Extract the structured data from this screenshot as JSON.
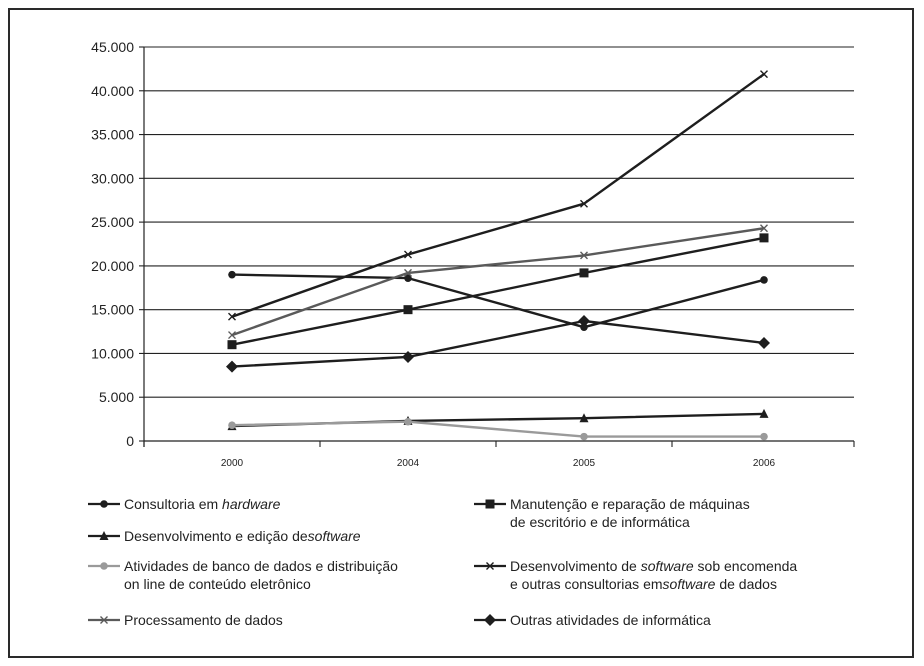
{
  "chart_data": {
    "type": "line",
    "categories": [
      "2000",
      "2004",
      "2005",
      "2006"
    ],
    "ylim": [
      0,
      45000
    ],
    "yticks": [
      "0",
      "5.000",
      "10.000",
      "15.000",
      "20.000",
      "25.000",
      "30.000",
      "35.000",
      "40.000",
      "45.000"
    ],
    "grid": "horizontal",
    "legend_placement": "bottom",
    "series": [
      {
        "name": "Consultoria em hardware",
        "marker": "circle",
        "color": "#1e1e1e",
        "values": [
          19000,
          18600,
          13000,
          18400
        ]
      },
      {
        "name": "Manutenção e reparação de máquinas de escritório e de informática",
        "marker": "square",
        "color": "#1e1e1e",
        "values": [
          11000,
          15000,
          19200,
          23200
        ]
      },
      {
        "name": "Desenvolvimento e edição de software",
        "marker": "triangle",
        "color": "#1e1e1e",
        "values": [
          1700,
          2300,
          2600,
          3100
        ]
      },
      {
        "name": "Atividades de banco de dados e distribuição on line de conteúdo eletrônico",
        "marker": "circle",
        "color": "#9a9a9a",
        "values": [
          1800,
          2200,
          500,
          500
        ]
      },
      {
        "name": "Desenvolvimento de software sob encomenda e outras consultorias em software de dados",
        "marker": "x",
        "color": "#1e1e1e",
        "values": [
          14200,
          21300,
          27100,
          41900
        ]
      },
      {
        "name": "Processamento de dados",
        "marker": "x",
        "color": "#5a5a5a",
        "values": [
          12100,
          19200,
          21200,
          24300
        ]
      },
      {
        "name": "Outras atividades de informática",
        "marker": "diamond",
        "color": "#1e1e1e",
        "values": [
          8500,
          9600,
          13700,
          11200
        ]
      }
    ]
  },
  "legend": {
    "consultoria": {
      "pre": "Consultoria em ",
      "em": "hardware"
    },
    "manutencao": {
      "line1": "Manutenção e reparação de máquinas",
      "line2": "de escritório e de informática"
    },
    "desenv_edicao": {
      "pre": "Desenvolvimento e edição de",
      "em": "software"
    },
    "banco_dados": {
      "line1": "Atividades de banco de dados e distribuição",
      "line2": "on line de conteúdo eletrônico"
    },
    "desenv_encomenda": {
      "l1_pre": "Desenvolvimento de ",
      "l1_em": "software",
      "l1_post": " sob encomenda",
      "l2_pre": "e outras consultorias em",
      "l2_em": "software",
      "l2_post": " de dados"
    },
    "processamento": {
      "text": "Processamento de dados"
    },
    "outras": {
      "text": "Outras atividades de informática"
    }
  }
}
...
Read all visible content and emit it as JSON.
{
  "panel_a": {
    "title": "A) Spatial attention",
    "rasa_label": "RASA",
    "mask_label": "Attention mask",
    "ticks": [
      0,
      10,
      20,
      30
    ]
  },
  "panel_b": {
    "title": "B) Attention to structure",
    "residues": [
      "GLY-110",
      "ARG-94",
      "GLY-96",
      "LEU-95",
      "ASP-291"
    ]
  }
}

• _Set task_: Check each line above for "text" and return the ones that have it.

• _Reply to the exercise_:
      "text": "Processamento de dados"
      "text": "Outras atividades de informática"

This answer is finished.